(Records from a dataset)

--- Start ---

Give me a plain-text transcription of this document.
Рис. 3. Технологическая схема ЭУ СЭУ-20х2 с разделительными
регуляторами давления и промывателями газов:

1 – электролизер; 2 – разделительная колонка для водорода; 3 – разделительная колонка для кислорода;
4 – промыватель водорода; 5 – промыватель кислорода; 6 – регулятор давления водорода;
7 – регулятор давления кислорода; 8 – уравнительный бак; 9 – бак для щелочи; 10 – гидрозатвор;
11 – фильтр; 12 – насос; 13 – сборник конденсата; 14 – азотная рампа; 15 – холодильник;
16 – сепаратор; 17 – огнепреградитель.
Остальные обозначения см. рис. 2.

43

--- End ---

## Set exercise
Working from the listing above, pick out every line that has "водорода" and copy it.

## Finished answer
1 – электролизер; 2 – разделительная колонка для водорода; 3 – разделительная колонка для кислорода;
4 – промыватель водорода; 5 – промыватель кислорода; 6 – регулятор давления водорода;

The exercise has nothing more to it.